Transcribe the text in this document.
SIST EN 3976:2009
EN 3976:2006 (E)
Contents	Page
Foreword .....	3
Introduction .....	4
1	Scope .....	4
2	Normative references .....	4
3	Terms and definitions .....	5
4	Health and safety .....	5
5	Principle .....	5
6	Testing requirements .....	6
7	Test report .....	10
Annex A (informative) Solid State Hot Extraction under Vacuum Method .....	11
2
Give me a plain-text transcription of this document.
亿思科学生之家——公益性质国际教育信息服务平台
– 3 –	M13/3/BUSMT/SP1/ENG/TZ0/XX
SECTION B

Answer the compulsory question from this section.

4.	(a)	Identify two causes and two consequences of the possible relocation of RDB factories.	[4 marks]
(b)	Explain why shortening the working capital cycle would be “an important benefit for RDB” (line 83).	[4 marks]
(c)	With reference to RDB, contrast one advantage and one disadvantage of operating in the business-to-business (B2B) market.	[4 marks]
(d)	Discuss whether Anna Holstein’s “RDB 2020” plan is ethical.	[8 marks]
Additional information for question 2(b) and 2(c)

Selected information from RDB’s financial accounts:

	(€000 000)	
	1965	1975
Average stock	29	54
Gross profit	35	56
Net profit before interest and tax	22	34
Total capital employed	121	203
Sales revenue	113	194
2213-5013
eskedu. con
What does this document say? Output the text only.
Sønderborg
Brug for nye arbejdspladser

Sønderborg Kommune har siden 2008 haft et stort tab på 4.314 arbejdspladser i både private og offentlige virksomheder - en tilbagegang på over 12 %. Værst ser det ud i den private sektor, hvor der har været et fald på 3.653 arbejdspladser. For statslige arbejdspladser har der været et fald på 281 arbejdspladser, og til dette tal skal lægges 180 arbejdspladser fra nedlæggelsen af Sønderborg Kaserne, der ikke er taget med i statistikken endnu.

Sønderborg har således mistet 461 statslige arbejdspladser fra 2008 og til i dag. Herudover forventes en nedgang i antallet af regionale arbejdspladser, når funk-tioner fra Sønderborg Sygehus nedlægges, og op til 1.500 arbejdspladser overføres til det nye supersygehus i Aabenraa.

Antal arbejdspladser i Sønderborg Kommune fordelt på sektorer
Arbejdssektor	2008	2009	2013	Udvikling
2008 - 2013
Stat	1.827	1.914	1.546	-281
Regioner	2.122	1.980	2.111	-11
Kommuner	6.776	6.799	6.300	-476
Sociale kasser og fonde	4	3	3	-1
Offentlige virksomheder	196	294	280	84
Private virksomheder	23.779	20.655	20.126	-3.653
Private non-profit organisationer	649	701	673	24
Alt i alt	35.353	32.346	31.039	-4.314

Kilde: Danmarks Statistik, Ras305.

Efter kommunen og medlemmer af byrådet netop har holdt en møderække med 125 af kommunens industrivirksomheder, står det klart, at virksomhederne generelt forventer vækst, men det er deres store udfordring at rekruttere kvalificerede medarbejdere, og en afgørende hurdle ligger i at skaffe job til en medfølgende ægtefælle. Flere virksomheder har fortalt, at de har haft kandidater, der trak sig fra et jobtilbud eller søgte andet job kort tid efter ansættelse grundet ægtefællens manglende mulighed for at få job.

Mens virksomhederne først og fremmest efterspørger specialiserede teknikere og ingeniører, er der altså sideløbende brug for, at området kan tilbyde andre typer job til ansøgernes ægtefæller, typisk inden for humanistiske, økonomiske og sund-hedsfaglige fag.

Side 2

+ + + + + + +

Written problem: Return every record above exactly as it appears.

Reply to the exercise:
Transcribe the text in this document.
SIST EN 3976:2009
EN 3976:2006 (E)
Contents	Page
Foreword .....	3
Introduction .....	4
1	Scope .....	4
2	Normative references .....	4
3	Terms and definitions .....	5
4	Health and safety .....	5
5	Principle .....	5
6	Testing requirements .....	6
7	Test report .....	10
Annex A (informative) Solid State Hot Extraction under Vacuum Method .....	11
2
Give me a plain-text transcription of this document.
亿思科学生之家——公益性质国际教育信息服务平台
– 3 –	M13/3/BUSMT/SP1/ENG/TZ0/XX
SECTION B

Answer the compulsory question from this section.

4.	(a)	Identify two causes and two consequences of the possible relocation of RDB factories.	[4 marks]
(b)	Explain why shortening the working capital cycle would be “an important benefit for RDB” (line 83).	[4 marks]
(c)	With reference to RDB, contrast one advantage and one disadvantage of operating in the business-to-business (B2B) market.	[4 marks]
(d)	Discuss whether Anna Holstein’s “RDB 2020” plan is ethical.	[8 marks]
Additional information for question 2(b) and 2(c)

Selected information from RDB’s financial accounts:

	(€000 000)	
	1965	1975
Average stock	29	54
Gross profit	35	56
Net profit before interest and tax	22	34
Total capital employed	121	203
Sales revenue	113	194
2213-5013
eskedu. con
What does this document say? Output the text only.
Sønderborg
Brug for nye arbejdspladser

Sønderborg Kommune har siden 2008 haft et stort tab på 4.314 arbejdspladser i både private og offentlige virksomheder - en tilbagegang på over 12 %. Værst ser det ud i den private sektor, hvor der har været et fald på 3.653 arbejdspladser. For statslige arbejdspladser har der været et fald på 281 arbejdspladser, og til dette tal skal lægges 180 arbejdspladser fra nedlæggelsen af Sønderborg Kaserne, der ikke er taget med i statistikken endnu.

Sønderborg har således mistet 461 statslige arbejdspladser fra 2008 og til i dag. Herudover forventes en nedgang i antallet af regionale arbejdspladser, når funk-tioner fra Sønderborg Sygehus nedlægges, og op til 1.500 arbejdspladser overføres til det nye supersygehus i Aabenraa.

Antal arbejdspladser i Sønderborg Kommune fordelt på sektorer
Arbejdssektor	2008	2009	2013	Udvikling
2008 - 2013
Stat	1.827	1.914	1.546	-281
Regioner	2.122	1.980	2.111	-11
Kommuner	6.776	6.799	6.300	-476
Sociale kasser og fonde	4	3	3	-1
Offentlige virksomheder	196	294	280	84
Private virksomheder	23.779	20.655	20.126	-3.653
Private non-profit organisationer	649	701	673	24
Alt i alt	35.353	32.346	31.039	-4.314

Kilde: Danmarks Statistik, Ras305.

Efter kommunen og medlemmer af byrådet netop har holdt en møderække med 125 af kommunens industrivirksomheder, står det klart, at virksomhederne generelt forventer vækst, men det er deres store udfordring at rekruttere kvalificerede medarbejdere, og en afgørende hurdle ligger i at skaffe job til en medfølgende ægtefælle. Flere virksomheder har fortalt, at de har haft kandidater, der trak sig fra et jobtilbud eller søgte andet job kort tid efter ansættelse grundet ægtefællens manglende mulighed for at få job.

Mens virksomhederne først og fremmest efterspørger specialiserede teknikere og ingeniører, er der altså sideløbende brug for, at området kan tilbyde andre typer job til ansøgernes ægtefæller, typisk inden for humanistiske, økonomiske og sund-hedsfaglige fag.

Side 2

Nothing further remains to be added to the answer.